**Task to complete**
Lay out the stretch from the start of the records through the line containing "298, 360, 320]" as a numbered list, both ends included, with blank lines left out.

**Supplied records**
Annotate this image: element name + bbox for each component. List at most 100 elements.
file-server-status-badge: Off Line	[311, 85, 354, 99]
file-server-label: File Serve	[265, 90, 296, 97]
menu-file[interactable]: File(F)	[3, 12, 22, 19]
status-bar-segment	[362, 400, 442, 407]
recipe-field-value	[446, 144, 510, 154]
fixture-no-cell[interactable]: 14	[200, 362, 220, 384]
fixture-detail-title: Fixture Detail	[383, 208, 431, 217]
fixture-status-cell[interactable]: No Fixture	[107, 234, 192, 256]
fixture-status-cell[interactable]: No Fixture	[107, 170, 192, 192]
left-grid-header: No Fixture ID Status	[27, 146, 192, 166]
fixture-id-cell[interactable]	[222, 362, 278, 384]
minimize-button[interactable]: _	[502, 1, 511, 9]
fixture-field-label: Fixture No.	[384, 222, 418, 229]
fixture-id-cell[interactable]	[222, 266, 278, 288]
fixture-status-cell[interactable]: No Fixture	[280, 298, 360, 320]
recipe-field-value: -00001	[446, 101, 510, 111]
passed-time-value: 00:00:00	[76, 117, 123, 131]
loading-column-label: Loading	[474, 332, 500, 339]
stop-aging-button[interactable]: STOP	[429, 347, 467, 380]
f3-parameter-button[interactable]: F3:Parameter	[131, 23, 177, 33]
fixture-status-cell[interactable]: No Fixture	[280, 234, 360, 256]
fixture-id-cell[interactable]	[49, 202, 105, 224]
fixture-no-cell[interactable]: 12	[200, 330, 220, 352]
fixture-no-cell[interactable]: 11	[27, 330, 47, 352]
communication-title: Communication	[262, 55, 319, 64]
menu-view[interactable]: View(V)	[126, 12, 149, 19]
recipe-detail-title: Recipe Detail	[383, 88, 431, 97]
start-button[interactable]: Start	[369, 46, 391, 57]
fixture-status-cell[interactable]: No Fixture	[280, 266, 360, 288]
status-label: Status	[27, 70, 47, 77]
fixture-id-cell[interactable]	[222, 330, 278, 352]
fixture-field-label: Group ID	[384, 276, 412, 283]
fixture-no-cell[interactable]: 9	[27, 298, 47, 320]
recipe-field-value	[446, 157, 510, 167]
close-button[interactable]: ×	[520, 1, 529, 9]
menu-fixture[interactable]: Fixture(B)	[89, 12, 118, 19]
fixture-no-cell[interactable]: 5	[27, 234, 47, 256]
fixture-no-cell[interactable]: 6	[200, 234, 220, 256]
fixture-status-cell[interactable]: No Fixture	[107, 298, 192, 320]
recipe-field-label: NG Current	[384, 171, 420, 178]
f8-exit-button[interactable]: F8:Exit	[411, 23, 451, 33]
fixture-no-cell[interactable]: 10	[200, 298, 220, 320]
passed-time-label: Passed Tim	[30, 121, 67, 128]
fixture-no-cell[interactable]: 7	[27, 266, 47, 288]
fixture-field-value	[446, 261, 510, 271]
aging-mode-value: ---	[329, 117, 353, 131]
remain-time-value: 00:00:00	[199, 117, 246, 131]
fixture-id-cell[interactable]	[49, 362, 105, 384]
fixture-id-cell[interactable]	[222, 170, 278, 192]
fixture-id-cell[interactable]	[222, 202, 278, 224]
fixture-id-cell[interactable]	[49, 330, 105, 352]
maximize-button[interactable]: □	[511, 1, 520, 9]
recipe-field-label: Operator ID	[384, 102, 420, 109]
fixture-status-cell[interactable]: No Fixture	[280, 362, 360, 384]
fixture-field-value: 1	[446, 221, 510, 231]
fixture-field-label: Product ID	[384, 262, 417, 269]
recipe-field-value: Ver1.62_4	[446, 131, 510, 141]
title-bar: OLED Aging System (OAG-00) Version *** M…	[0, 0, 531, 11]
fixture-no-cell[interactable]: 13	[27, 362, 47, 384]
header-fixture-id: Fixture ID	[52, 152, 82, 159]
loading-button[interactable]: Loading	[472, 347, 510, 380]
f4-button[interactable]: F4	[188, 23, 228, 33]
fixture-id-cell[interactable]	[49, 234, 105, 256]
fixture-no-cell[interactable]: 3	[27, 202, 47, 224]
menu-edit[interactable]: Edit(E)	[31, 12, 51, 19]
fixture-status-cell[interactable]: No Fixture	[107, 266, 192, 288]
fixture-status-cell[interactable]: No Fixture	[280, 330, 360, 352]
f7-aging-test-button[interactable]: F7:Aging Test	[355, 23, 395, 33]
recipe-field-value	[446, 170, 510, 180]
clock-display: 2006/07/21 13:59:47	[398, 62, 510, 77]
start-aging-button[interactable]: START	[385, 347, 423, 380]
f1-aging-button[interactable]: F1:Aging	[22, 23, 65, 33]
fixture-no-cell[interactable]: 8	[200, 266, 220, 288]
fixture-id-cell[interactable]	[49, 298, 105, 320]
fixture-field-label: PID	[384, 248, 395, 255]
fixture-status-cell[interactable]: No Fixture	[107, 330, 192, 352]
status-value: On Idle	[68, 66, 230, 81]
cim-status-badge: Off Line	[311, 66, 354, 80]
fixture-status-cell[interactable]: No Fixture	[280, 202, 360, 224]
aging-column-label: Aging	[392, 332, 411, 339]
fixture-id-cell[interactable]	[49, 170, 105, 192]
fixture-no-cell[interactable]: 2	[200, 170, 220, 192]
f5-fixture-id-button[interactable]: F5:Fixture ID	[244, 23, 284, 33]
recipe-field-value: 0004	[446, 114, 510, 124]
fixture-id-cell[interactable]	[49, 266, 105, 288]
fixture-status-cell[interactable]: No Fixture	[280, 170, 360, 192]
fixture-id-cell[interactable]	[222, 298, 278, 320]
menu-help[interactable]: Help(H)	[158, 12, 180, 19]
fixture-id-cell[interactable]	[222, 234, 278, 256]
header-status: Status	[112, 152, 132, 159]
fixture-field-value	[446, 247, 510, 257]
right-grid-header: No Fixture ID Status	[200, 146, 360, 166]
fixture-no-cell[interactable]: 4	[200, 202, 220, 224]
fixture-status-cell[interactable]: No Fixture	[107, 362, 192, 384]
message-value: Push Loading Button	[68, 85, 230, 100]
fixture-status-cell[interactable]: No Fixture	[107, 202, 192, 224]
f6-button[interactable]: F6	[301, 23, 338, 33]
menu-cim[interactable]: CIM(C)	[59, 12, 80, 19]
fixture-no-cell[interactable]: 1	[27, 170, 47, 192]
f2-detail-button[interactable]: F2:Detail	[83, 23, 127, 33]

**Reply**
1. Annotate this image: element name + bbox for each component. List at most 100 elements.
2. file-server-status-badge: Off Line	[311, 85, 354, 99]
3. file-server-label: File Serve	[265, 90, 296, 97]
4. menu-file[interactable]: File(F)	[3, 12, 22, 19]
5. status-bar-segment	[362, 400, 442, 407]
6. recipe-field-value	[446, 144, 510, 154]
7. fixture-no-cell[interactable]: 14	[200, 362, 220, 384]
8. fixture-detail-title: Fixture Detail	[383, 208, 431, 217]
9. fixture-status-cell[interactable]: No Fixture	[107, 234, 192, 256]
10. fixture-status-cell[interactable]: No Fixture	[107, 170, 192, 192]
11. left-grid-header: No Fixture ID Status	[27, 146, 192, 166]
12. fixture-id-cell[interactable]	[222, 362, 278, 384]
13. minimize-button[interactable]: _	[502, 1, 511, 9]
14. fixture-field-label: Fixture No.	[384, 222, 418, 229]
15. fixture-id-cell[interactable]	[222, 266, 278, 288]
16. fixture-status-cell[interactable]: No Fixture	[280, 298, 360, 320]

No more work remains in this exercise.